- **Stated task**: Filter the listing and keep only the lines with the word "Rovies".

- **Provided information**:
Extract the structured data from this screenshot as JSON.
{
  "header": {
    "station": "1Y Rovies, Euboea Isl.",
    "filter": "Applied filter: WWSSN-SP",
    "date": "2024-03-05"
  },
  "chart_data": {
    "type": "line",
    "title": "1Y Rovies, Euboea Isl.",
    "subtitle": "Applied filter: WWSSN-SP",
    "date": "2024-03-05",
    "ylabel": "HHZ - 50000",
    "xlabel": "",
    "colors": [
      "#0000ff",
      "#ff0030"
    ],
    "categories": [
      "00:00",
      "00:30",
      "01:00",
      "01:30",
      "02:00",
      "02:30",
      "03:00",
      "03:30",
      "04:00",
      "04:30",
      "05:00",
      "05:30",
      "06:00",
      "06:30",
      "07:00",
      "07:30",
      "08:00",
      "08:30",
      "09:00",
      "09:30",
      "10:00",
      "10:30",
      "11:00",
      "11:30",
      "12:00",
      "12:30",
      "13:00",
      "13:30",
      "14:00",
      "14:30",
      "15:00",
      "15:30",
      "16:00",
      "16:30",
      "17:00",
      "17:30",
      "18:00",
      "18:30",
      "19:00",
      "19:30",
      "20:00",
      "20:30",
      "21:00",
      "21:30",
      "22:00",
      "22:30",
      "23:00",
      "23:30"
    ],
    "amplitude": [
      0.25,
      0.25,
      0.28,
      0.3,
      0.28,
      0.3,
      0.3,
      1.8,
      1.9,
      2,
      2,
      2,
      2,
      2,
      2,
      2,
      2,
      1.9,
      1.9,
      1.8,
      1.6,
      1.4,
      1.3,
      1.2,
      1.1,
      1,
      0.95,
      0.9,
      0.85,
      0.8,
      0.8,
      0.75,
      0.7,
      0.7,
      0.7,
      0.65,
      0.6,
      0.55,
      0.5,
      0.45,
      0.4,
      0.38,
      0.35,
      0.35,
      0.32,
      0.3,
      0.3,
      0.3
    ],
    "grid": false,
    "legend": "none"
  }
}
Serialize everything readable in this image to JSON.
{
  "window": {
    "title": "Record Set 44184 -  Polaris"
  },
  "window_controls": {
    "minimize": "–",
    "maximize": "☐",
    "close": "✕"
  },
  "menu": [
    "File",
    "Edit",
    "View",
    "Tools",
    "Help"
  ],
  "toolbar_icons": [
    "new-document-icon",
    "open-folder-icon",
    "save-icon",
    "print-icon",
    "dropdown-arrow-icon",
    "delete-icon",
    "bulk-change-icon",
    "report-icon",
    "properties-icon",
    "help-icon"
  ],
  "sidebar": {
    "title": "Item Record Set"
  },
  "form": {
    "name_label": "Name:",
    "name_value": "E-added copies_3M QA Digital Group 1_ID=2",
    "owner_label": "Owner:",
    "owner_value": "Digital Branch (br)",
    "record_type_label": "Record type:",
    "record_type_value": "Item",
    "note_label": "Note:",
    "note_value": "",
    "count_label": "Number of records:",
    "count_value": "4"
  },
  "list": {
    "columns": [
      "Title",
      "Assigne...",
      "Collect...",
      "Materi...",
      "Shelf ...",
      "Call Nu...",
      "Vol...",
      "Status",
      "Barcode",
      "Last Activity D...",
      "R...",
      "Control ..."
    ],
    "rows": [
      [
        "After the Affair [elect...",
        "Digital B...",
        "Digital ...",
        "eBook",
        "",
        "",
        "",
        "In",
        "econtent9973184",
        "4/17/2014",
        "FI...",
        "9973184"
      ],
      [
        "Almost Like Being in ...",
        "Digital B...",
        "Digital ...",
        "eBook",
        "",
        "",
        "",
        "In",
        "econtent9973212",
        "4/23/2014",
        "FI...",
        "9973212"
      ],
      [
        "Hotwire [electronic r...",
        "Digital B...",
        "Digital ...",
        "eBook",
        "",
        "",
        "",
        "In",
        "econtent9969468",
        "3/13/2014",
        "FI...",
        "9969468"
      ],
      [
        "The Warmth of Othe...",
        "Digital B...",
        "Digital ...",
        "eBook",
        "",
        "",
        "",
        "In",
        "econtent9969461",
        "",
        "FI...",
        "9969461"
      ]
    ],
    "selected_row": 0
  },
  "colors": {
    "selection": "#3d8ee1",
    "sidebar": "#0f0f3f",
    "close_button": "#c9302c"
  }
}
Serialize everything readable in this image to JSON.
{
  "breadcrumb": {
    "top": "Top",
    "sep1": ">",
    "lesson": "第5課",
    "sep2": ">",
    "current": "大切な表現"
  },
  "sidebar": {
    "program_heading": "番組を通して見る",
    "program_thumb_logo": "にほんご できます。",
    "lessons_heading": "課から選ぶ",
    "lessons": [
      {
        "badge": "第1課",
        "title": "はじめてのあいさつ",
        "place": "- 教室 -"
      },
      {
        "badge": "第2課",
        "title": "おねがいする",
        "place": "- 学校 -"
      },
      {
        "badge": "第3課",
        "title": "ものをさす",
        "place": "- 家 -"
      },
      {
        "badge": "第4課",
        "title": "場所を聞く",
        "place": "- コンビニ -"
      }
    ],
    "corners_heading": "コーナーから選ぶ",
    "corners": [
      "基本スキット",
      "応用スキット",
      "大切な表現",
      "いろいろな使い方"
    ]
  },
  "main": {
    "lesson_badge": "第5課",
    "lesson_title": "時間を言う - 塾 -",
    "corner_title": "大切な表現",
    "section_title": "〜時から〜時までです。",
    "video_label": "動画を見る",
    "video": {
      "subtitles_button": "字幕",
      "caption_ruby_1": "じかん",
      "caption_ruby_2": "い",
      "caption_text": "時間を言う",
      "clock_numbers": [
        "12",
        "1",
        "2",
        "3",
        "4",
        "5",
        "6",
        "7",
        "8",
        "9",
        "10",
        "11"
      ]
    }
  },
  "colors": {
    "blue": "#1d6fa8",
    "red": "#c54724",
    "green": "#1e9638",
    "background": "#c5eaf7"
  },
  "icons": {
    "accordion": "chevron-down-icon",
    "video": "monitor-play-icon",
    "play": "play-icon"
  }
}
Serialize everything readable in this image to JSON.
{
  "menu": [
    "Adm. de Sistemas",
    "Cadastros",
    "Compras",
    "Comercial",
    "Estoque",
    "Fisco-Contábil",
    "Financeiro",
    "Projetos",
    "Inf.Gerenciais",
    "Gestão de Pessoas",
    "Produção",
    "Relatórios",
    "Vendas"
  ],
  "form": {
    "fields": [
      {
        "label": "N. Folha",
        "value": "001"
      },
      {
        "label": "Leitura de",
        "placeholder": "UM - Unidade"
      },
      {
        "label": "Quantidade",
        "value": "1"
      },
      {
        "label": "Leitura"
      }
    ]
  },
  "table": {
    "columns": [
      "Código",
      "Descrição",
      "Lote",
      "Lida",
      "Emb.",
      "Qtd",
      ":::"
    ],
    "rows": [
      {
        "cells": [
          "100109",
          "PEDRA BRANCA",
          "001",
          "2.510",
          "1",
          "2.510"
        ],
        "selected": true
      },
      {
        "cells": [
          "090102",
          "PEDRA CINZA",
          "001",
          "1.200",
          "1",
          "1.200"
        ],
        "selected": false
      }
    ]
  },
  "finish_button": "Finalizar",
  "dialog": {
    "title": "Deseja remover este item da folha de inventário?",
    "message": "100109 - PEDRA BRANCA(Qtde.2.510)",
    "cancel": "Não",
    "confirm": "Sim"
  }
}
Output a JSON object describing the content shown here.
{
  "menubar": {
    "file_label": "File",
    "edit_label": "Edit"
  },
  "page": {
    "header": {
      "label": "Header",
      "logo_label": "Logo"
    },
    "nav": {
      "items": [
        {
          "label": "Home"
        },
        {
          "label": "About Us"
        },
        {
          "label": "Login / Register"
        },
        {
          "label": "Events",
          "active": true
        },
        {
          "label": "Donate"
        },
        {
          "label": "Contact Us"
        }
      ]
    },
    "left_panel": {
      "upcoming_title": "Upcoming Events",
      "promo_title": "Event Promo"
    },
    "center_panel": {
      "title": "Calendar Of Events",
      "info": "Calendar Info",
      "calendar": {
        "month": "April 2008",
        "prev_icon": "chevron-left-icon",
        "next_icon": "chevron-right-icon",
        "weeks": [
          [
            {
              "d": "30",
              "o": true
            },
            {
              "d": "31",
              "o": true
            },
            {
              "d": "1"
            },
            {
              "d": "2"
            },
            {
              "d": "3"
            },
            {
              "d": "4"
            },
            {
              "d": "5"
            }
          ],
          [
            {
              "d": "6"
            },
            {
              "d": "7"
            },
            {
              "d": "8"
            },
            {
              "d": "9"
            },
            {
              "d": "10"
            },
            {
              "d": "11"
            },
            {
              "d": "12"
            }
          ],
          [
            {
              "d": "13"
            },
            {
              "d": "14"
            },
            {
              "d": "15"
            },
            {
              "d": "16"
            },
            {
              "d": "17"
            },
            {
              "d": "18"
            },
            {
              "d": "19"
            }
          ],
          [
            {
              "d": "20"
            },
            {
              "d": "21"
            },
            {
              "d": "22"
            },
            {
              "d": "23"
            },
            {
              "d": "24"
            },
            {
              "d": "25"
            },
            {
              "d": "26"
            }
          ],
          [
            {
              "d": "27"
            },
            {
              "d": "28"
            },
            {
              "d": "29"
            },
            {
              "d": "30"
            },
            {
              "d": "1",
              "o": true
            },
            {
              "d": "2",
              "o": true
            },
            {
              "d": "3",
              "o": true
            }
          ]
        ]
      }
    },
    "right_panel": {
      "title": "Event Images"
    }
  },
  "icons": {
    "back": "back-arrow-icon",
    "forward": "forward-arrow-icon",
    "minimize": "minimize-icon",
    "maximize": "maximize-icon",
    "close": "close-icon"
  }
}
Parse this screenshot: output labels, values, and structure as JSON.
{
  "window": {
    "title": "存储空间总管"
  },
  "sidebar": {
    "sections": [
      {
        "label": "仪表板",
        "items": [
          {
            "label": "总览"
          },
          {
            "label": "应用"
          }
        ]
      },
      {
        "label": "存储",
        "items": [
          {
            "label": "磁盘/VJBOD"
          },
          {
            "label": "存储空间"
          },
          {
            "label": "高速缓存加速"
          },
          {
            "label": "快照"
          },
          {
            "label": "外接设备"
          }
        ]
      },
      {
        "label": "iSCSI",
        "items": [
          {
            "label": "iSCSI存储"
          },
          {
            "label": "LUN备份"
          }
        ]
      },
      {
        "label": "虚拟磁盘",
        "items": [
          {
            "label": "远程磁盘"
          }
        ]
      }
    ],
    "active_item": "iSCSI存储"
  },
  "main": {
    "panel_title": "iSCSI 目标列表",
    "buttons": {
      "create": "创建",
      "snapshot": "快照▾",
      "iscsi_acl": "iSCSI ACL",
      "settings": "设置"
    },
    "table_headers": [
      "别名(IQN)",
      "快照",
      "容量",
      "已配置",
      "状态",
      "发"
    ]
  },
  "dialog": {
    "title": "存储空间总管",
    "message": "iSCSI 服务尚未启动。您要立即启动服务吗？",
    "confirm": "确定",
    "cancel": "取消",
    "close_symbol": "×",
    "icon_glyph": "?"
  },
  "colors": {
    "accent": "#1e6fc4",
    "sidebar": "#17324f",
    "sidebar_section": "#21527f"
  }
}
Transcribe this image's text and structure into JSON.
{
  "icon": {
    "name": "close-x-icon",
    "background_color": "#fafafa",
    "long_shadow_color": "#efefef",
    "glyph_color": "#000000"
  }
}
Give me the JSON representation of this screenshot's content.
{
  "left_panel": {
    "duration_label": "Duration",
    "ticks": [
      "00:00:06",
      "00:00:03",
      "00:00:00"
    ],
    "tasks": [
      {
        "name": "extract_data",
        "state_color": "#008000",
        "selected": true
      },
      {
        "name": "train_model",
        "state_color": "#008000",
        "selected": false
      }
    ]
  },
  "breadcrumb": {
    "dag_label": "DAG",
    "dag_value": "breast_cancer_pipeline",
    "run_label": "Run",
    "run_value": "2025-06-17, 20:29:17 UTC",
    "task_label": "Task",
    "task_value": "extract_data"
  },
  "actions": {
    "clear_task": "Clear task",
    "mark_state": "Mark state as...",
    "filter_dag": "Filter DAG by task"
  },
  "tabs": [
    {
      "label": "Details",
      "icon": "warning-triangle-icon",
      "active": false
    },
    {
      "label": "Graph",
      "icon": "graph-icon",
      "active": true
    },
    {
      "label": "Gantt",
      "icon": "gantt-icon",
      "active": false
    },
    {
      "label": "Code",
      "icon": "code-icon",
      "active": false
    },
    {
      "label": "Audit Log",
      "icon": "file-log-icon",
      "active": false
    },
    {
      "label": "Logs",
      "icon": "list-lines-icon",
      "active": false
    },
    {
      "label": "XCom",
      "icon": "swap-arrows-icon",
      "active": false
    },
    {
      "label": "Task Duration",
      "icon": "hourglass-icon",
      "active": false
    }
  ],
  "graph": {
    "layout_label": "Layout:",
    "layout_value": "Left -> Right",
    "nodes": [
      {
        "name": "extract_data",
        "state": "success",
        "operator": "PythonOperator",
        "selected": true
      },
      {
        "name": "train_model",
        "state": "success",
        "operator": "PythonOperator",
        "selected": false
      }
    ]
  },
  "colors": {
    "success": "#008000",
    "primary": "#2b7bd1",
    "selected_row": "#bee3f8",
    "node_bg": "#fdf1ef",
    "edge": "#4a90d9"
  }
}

- **Exercise result**:
    "station": "1Y Rovies, Euboea Isl.",
    "title": "1Y Rovies, Euboea Isl.",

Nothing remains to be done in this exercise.